| To do |
Transcribe each line of the records below exactly, excluding any embedded images.
^^^^^^^^^^^^^^^^
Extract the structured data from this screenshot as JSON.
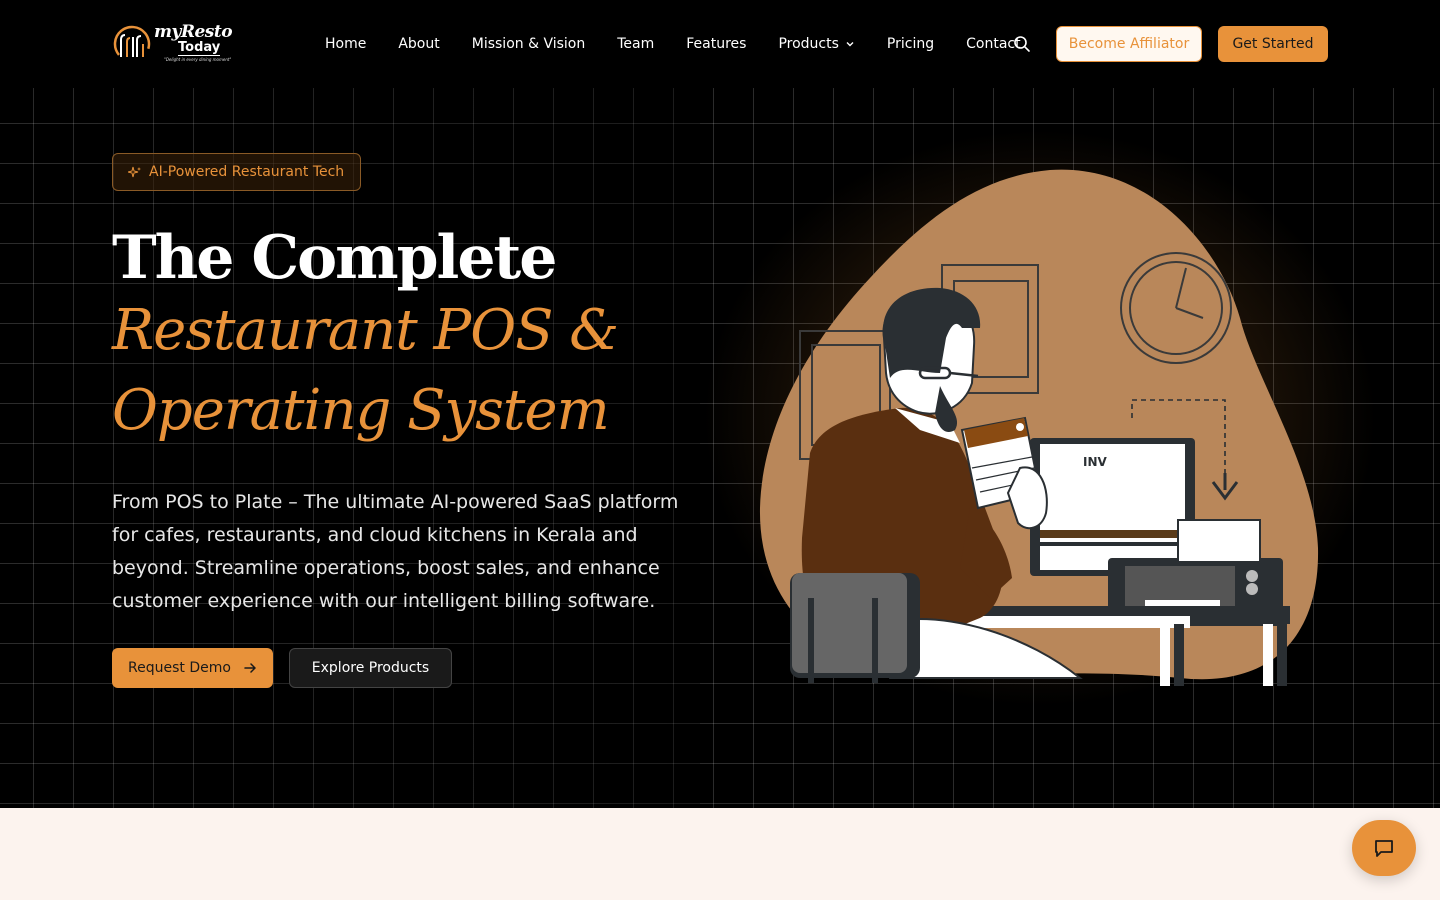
{
  "brand": {
    "name_part1": "myResto",
    "name_part2": "Today",
    "tagline": "\"Delight in every dining moment\"",
    "accent_color": "#e8923a"
  },
  "nav": {
    "links": [
      "Home",
      "About",
      "Mission & Vision",
      "Team",
      "Features",
      "Products",
      "Pricing",
      "Contact"
    ],
    "products_dropdown_icon": "chevron-down-icon",
    "search_icon": "search-icon",
    "affiliator_label": "Become Affiliator",
    "get_started_label": "Get Started"
  },
  "hero": {
    "badge": "AI-Powered Restaurant Tech",
    "badge_icon": "sparkle-icon",
    "title_line1": "The Complete",
    "title_line2": "Restaurant POS &",
    "title_line3": "Operating System",
    "lead": "From POS to Plate – The ultimate AI-powered SaaS platform for cafes, restaurants, and cloud kitchens in Kerala and beyond. Streamline operations, boost sales, and enhance customer experience with our intelligent billing software.",
    "primary_cta": "Request Demo",
    "primary_cta_icon": "arrow-right-icon",
    "secondary_cta": "Explore Products",
    "illustration_label": "INV"
  },
  "chat": {
    "icon": "chat-icon"
  }
}
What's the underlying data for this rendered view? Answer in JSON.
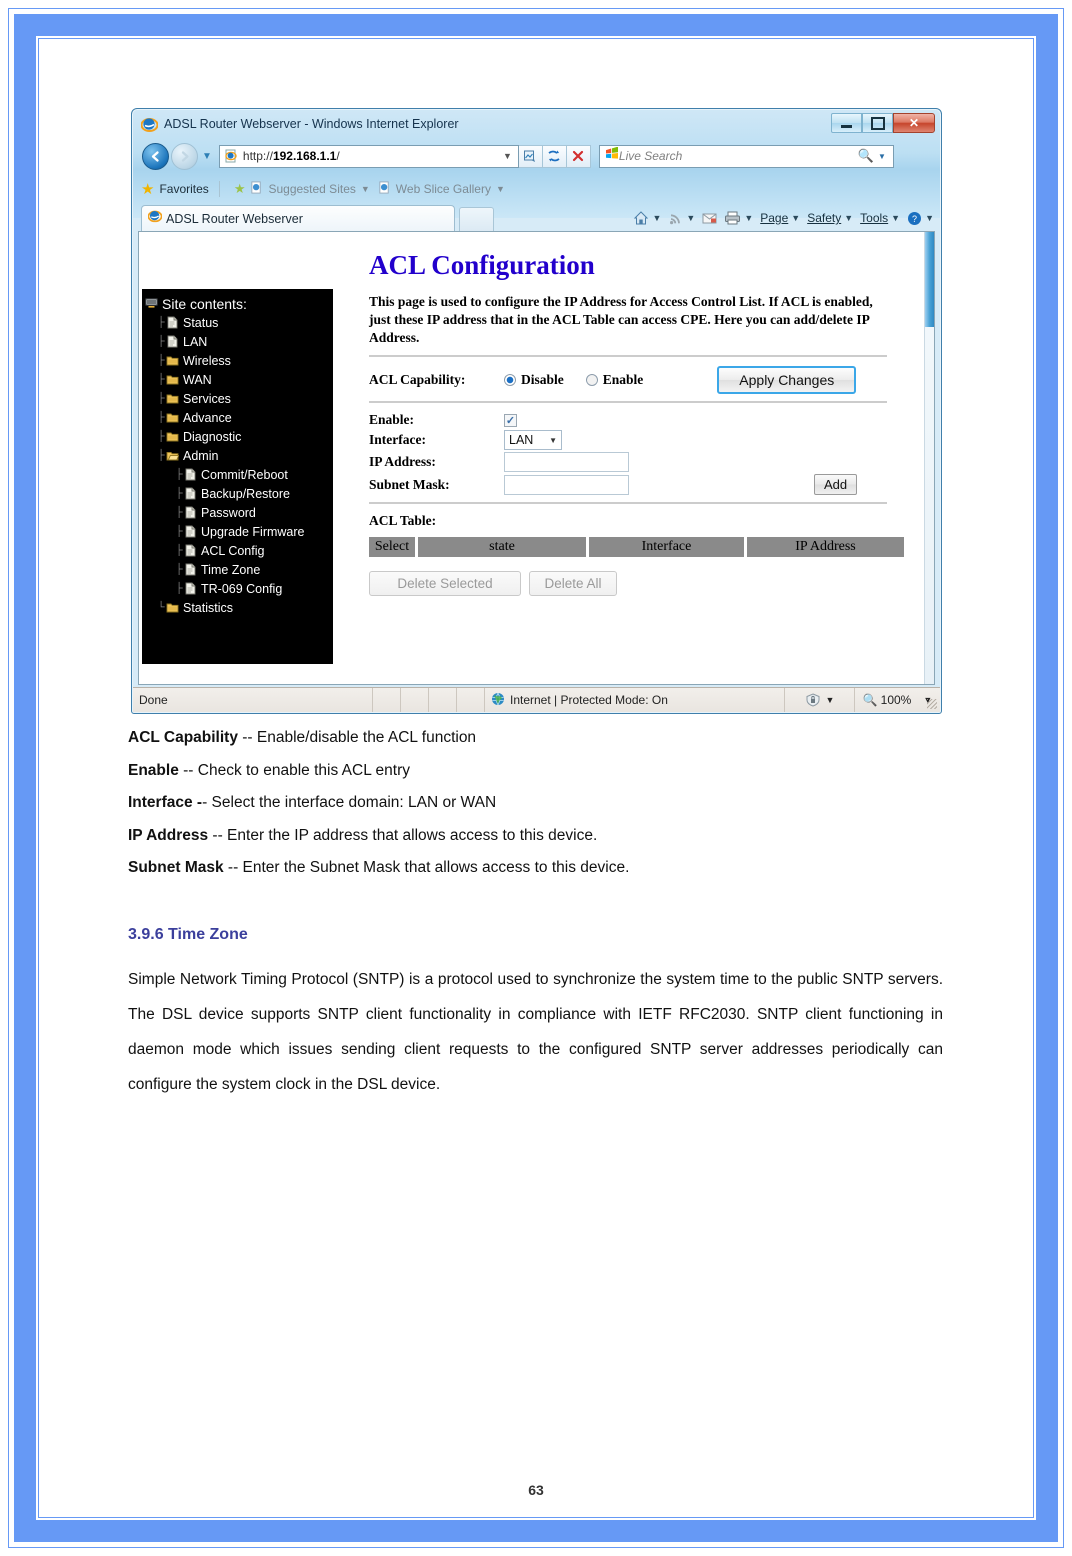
{
  "browser": {
    "title": "ADSL Router Webserver - Windows Internet Explorer",
    "url_prefix": "http://",
    "url_host": "192.168.1.1",
    "url_suffix": "/",
    "search_placeholder": "Live Search",
    "window_buttons": {
      "minimize": "minimize-icon",
      "maximize": "maximize-icon",
      "close": "✕"
    },
    "nav": {
      "back": "◀",
      "forward": "▶",
      "history_caret": "▼"
    },
    "toolbar_icons": [
      "compatibility-view-icon",
      "refresh-icon",
      "stop-icon"
    ],
    "favorites_bar": {
      "favorites": "Favorites",
      "suggested_sites": "Suggested Sites",
      "web_slice_gallery": "Web Slice Gallery"
    },
    "tab": {
      "label": "ADSL Router Webserver"
    },
    "command_bar": {
      "home": "home-icon",
      "feeds": "feeds-icon",
      "mail": "mail-icon",
      "print": "print-icon",
      "page": "Page",
      "safety": "Safety",
      "tools": "Tools",
      "help": "help-icon"
    },
    "status_bar": {
      "status": "Done",
      "zone": "Internet | Protected Mode: On",
      "zoom": "100%"
    }
  },
  "router": {
    "sidebar": {
      "root": "Site contents:",
      "items": [
        {
          "label": "Status",
          "icon": "page-icon",
          "level": 1
        },
        {
          "label": "LAN",
          "icon": "page-icon",
          "level": 1
        },
        {
          "label": "Wireless",
          "icon": "folder-icon",
          "level": 1
        },
        {
          "label": "WAN",
          "icon": "folder-icon",
          "level": 1
        },
        {
          "label": "Services",
          "icon": "folder-icon",
          "level": 1
        },
        {
          "label": "Advance",
          "icon": "folder-icon",
          "level": 1
        },
        {
          "label": "Diagnostic",
          "icon": "folder-icon",
          "level": 1
        },
        {
          "label": "Admin",
          "icon": "folder-open-icon",
          "level": 1
        },
        {
          "label": "Commit/Reboot",
          "icon": "page-icon",
          "level": 2
        },
        {
          "label": "Backup/Restore",
          "icon": "page-icon",
          "level": 2
        },
        {
          "label": "Password",
          "icon": "page-icon",
          "level": 2
        },
        {
          "label": "Upgrade Firmware",
          "icon": "page-icon",
          "level": 2
        },
        {
          "label": "ACL Config",
          "icon": "page-icon",
          "level": 2
        },
        {
          "label": "Time Zone",
          "icon": "page-icon",
          "level": 2
        },
        {
          "label": "TR-069 Config",
          "icon": "page-icon",
          "level": 2
        },
        {
          "label": "Statistics",
          "icon": "folder-icon",
          "level": 1
        }
      ]
    },
    "page": {
      "title": "ACL Configuration",
      "description": "This page is used to configure the IP Address for Access Control List. If ACL is enabled, just these IP address that in the ACL Table can access CPE. Here you can add/delete IP Address.",
      "acl_capability_label": "ACL Capability:",
      "radio_disable": "Disable",
      "radio_enable": "Enable",
      "selected_capability": "Disable",
      "apply_button": "Apply Changes",
      "enable_label": "Enable:",
      "enable_checked": true,
      "enable_check_glyph": "✓",
      "interface_label": "Interface:",
      "interface_value": "LAN",
      "interface_options": [
        "LAN",
        "WAN"
      ],
      "ip_address_label": "IP Address:",
      "ip_address_value": "",
      "subnet_mask_label": "Subnet Mask:",
      "subnet_mask_value": "",
      "add_button": "Add",
      "acl_table_label": "ACL Table:",
      "table_headers": [
        "Select",
        "state",
        "Interface",
        "IP Address"
      ],
      "table_rows": [],
      "delete_selected_button": "Delete Selected",
      "delete_all_button": "Delete All"
    }
  },
  "document": {
    "definitions": [
      {
        "term": "ACL Capability",
        "desc": " -- Enable/disable the ACL function"
      },
      {
        "term": "Enable",
        "desc": " -- Check to enable this ACL entry"
      },
      {
        "term": "Interface -",
        "desc": "- Select the interface domain: LAN or WAN"
      },
      {
        "term": "IP Address",
        "desc": " -- Enter the IP address that allows access to this device."
      },
      {
        "term": "Subnet Mask",
        "desc": " -- Enter the Subnet Mask that allows access to this device."
      }
    ],
    "section_heading": "3.9.6 Time Zone",
    "paragraph": "Simple Network Timing Protocol (SNTP) is a protocol used to synchronize the system time to the public SNTP servers. The DSL device supports SNTP client functionality in compliance with IETF RFC2030. SNTP client functioning in daemon mode which issues sending client requests to the configured SNTP server addresses periodically can configure the system clock in the DSL device.",
    "page_number": "63"
  },
  "colors": {
    "frame_blue": "#6699f5",
    "heading_purple": "#3b3f9c",
    "router_title_blue": "#2200cc",
    "table_header_gray": "#8a8a8a"
  }
}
^^^^^^^^^^^^^^^^
| Output for this exercise |
Extract the structured data from this screenshot as JSON.
{
  "brand": {
    "name_part1": "myResto",
    "name_part2": "Today",
    "tagline": "\"Delight in every dining moment\"",
    "accent_color": "#e8923a"
  },
  "nav": {
    "links": [
      "Home",
      "About",
      "Mission & Vision",
      "Team",
      "Features",
      "Products",
      "Pricing",
      "Contact"
    ],
    "products_dropdown_icon": "chevron-down-icon",
    "search_icon": "search-icon",
    "affiliator_label": "Become Affiliator",
    "get_started_label": "Get Started"
  },
  "hero": {
    "badge": "AI-Powered Restaurant Tech",
    "badge_icon": "sparkle-icon",
    "title_line1": "The Complete",
    "title_line2": "Restaurant POS &",
    "title_line3": "Operating System",
    "lead": "From POS to Plate – The ultimate AI-powered SaaS platform for cafes, restaurants, and cloud kitchens in Kerala and beyond. Streamline operations, boost sales, and enhance customer experience with our intelligent billing software.",
    "primary_cta": "Request Demo",
    "primary_cta_icon": "arrow-right-icon",
    "secondary_cta": "Explore Products",
    "illustration_label": "INV"
  },
  "chat": {
    "icon": "chat-icon"
  }
}
What's the underlying data for this rendered view? Answer in JSON.
{
  "browser": {
    "title": "ADSL Router Webserver - Windows Internet Explorer",
    "url_prefix": "http://",
    "url_host": "192.168.1.1",
    "url_suffix": "/",
    "search_placeholder": "Live Search",
    "window_buttons": {
      "minimize": "minimize-icon",
      "maximize": "maximize-icon",
      "close": "✕"
    },
    "nav": {
      "back": "◀",
      "forward": "▶",
      "history_caret": "▼"
    },
    "toolbar_icons": [
      "compatibility-view-icon",
      "refresh-icon",
      "stop-icon"
    ],
    "favorites_bar": {
      "favorites": "Favorites",
      "suggested_sites": "Suggested Sites",
      "web_slice_gallery": "Web Slice Gallery"
    },
    "tab": {
      "label": "ADSL Router Webserver"
    },
    "command_bar": {
      "home": "home-icon",
      "feeds": "feeds-icon",
      "mail": "mail-icon",
      "print": "print-icon",
      "page": "Page",
      "safety": "Safety",
      "tools": "Tools",
      "help": "help-icon"
    },
    "status_bar": {
      "status": "Done",
      "zone": "Internet | Protected Mode: On",
      "zoom": "100%"
    }
  },
  "router": {
    "sidebar": {
      "root": "Site contents:",
      "items": [
        {
          "label": "Status",
          "icon": "page-icon",
          "level": 1
        },
        {
          "label": "LAN",
          "icon": "page-icon",
          "level": 1
        },
        {
          "label": "Wireless",
          "icon": "folder-icon",
          "level": 1
        },
        {
          "label": "WAN",
          "icon": "folder-icon",
          "level": 1
        },
        {
          "label": "Services",
          "icon": "folder-icon",
          "level": 1
        },
        {
          "label": "Advance",
          "icon": "folder-icon",
          "level": 1
        },
        {
          "label": "Diagnostic",
          "icon": "folder-icon",
          "level": 1
        },
        {
          "label": "Admin",
          "icon": "folder-open-icon",
          "level": 1
        },
        {
          "label": "Commit/Reboot",
          "icon": "page-icon",
          "level": 2
        },
        {
          "label": "Backup/Restore",
          "icon": "page-icon",
          "level": 2
        },
        {
          "label": "Password",
          "icon": "page-icon",
          "level": 2
        },
        {
          "label": "Upgrade Firmware",
          "icon": "page-icon",
          "level": 2
        },
        {
          "label": "ACL Config",
          "icon": "page-icon",
          "level": 2
        },
        {
          "label": "Time Zone",
          "icon": "page-icon",
          "level": 2
        },
        {
          "label": "TR-069 Config",
          "icon": "page-icon",
          "level": 2
        },
        {
          "label": "Statistics",
          "icon": "folder-icon",
          "level": 1
        }
      ]
    },
    "page": {
      "title": "ACL Configuration",
      "description": "This page is used to configure the IP Address for Access Control List. If ACL is enabled, just these IP address that in the ACL Table can access CPE. Here you can add/delete IP Address.",
      "acl_capability_label": "ACL Capability:",
      "radio_disable": "Disable",
      "radio_enable": "Enable",
      "selected_capability": "Disable",
      "apply_button": "Apply Changes",
      "enable_label": "Enable:",
      "enable_checked": true,
      "enable_check_glyph": "✓",
      "interface_label": "Interface:",
      "interface_value": "LAN",
      "interface_options": [
        "LAN",
        "WAN"
      ],
      "ip_address_label": "IP Address:",
      "ip_address_value": "",
      "subnet_mask_label": "Subnet Mask:",
      "subnet_mask_value": "",
      "add_button": "Add",
      "acl_table_label": "ACL Table:",
      "table_headers": [
        "Select",
        "state",
        "Interface",
        "IP Address"
      ],
      "table_rows": [],
      "delete_selected_button": "Delete Selected",
      "delete_all_button": "Delete All"
    }
  },
  "document": {
    "definitions": [
      {
        "term": "ACL Capability",
        "desc": " -- Enable/disable the ACL function"
      },
      {
        "term": "Enable",
        "desc": " -- Check to enable this ACL entry"
      },
      {
        "term": "Interface -",
        "desc": "- Select the interface domain: LAN or WAN"
      },
      {
        "term": "IP Address",
        "desc": " -- Enter the IP address that allows access to this device."
      },
      {
        "term": "Subnet Mask",
        "desc": " -- Enter the Subnet Mask that allows access to this device."
      }
    ],
    "section_heading": "3.9.6 Time Zone",
    "paragraph": "Simple Network Timing Protocol (SNTP) is a protocol used to synchronize the system time to the public SNTP servers. The DSL device supports SNTP client functionality in compliance with IETF RFC2030. SNTP client functioning in daemon mode which issues sending client requests to the configured SNTP server addresses periodically can configure the system clock in the DSL device.",
    "page_number": "63"
  },
  "colors": {
    "frame_blue": "#6699f5",
    "heading_purple": "#3b3f9c",
    "router_title_blue": "#2200cc",
    "table_header_gray": "#8a8a8a"
  }
}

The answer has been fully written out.